Excerpt from a dataset
** start **
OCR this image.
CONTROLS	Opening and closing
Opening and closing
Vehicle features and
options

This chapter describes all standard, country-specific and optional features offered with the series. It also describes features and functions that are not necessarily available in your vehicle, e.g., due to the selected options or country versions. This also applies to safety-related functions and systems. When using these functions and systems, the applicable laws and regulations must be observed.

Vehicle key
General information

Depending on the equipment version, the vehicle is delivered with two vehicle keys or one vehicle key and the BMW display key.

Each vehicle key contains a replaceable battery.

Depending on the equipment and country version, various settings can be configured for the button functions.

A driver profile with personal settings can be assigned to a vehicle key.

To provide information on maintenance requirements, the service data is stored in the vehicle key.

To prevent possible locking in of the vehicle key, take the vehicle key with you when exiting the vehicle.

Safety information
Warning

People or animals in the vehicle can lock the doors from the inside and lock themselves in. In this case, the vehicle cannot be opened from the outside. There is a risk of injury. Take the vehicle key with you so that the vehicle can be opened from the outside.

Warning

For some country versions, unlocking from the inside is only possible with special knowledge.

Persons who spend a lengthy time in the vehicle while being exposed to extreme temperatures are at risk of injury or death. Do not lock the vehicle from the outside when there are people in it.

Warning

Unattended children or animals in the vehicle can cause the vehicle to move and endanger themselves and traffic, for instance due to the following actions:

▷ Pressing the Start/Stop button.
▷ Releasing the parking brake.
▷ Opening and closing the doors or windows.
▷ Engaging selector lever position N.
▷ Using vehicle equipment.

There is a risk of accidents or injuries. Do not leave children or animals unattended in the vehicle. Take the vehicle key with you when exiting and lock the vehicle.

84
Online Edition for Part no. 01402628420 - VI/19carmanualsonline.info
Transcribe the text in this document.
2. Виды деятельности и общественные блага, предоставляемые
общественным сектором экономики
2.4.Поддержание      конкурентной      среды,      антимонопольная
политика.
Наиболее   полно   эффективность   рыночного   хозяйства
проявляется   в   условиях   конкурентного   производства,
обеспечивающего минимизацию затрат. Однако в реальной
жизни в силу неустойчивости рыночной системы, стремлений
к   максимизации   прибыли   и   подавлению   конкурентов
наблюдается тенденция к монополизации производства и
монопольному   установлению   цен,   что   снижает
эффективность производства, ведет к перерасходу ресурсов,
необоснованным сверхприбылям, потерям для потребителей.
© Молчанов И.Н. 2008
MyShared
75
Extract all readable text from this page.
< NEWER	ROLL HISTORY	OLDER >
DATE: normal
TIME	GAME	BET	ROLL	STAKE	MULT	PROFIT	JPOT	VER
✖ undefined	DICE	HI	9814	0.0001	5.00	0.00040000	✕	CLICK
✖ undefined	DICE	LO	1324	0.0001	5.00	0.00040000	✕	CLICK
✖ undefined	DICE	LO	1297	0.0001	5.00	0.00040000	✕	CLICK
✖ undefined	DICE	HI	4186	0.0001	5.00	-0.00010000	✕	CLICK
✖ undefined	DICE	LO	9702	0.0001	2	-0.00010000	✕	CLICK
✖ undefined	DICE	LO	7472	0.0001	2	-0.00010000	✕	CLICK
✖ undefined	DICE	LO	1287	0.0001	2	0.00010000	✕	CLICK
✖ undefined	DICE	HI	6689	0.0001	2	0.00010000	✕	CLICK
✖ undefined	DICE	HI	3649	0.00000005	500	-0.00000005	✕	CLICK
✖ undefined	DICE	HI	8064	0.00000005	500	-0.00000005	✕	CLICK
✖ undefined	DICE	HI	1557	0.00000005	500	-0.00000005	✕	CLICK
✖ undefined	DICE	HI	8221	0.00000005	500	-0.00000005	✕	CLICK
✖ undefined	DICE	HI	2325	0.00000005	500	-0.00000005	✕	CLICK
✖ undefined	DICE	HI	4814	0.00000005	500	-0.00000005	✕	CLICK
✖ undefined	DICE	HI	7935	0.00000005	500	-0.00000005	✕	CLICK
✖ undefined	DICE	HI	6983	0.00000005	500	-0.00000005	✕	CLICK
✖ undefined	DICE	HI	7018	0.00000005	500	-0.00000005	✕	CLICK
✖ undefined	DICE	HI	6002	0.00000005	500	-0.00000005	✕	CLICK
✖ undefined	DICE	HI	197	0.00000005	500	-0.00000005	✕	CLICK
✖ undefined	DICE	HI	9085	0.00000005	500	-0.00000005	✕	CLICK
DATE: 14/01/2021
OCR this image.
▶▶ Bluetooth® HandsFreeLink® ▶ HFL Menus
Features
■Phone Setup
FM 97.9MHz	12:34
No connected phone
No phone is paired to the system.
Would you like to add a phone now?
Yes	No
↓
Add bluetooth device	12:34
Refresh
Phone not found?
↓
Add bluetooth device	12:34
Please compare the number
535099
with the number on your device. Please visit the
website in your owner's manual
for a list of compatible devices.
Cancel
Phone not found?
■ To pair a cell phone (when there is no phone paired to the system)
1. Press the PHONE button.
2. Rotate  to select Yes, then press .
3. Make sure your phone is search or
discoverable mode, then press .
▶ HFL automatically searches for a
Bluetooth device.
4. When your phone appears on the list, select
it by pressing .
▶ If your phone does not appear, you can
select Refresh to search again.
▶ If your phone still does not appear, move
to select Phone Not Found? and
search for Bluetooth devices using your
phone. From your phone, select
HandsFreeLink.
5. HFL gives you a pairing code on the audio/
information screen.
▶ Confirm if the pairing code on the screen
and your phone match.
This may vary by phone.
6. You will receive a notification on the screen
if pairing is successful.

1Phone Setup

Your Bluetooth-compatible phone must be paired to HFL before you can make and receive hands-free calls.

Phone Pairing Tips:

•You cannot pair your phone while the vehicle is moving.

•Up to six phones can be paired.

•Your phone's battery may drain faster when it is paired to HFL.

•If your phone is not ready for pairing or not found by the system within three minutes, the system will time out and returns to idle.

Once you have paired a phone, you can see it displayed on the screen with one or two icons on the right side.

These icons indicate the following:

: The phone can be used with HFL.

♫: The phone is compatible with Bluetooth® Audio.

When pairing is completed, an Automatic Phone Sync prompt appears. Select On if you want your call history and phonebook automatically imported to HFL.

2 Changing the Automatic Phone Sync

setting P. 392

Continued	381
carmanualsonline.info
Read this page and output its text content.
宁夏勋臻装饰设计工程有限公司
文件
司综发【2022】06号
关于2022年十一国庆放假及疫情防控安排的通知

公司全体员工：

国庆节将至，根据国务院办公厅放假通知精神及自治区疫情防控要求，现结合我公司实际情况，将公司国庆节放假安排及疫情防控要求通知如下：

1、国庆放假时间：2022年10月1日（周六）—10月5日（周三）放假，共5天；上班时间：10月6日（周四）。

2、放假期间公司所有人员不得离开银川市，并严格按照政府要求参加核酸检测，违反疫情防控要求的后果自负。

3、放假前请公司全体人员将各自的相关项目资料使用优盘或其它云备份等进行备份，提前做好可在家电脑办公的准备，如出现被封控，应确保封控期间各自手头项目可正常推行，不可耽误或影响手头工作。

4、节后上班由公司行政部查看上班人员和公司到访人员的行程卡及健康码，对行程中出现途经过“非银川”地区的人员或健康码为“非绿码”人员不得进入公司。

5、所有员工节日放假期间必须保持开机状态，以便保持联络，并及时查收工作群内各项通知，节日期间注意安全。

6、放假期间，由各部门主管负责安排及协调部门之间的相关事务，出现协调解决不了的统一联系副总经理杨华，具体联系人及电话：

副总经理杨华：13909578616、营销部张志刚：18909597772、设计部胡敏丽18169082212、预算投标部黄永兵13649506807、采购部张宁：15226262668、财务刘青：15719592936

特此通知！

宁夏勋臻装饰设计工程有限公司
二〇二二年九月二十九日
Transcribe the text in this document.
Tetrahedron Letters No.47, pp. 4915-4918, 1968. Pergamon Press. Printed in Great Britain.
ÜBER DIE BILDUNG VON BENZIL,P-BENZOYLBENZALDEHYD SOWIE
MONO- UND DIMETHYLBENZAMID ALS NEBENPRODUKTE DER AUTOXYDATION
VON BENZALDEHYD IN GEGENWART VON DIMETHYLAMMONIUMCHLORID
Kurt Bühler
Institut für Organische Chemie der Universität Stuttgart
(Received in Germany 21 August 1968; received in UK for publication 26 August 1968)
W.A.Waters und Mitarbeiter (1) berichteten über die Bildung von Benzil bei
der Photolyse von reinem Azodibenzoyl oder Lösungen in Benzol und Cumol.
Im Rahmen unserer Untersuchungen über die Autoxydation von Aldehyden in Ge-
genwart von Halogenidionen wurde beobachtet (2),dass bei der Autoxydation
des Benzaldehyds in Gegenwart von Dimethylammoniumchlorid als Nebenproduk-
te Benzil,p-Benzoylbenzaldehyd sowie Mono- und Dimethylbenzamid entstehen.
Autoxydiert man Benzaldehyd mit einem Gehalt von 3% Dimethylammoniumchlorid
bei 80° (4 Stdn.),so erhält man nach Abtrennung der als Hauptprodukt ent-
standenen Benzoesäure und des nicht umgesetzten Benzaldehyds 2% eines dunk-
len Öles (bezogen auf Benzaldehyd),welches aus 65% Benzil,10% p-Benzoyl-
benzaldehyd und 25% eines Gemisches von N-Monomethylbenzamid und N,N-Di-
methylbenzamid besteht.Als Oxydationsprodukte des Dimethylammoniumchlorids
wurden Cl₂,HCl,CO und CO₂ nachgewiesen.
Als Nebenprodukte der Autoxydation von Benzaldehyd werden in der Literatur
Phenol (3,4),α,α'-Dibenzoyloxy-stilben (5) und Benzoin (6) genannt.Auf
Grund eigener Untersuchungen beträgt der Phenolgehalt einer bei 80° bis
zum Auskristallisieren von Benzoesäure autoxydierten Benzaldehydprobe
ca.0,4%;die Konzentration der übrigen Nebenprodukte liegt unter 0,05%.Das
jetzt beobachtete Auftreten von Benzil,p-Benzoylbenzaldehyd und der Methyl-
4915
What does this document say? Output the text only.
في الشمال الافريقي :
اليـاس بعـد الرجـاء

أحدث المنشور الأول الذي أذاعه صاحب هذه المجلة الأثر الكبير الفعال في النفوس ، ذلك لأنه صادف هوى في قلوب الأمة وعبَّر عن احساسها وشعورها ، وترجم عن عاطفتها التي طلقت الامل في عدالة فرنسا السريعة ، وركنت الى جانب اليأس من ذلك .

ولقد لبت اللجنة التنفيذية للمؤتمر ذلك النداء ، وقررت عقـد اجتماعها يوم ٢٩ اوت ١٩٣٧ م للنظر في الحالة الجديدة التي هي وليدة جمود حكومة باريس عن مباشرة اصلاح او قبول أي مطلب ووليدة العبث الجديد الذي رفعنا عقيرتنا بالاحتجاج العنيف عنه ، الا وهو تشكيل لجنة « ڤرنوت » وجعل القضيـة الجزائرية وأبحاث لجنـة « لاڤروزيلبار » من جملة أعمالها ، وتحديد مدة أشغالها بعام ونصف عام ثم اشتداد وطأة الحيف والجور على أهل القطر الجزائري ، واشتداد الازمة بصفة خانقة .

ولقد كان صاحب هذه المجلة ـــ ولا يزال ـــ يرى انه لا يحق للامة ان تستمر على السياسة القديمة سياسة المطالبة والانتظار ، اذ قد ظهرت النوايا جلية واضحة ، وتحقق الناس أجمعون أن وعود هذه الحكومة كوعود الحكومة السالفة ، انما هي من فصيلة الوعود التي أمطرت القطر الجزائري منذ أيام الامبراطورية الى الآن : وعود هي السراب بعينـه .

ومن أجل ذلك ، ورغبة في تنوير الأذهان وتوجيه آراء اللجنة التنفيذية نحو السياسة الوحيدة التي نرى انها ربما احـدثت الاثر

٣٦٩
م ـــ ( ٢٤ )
** end **
Goal of the exercise =
Which lines contain "appears"? Show each of them.

Task result =
4. When your phone appears on the list, select
When pairing is completed, an Automatic Phone Sync prompt appears. Select On if you want your call history and phonebook automatically imported to HFL.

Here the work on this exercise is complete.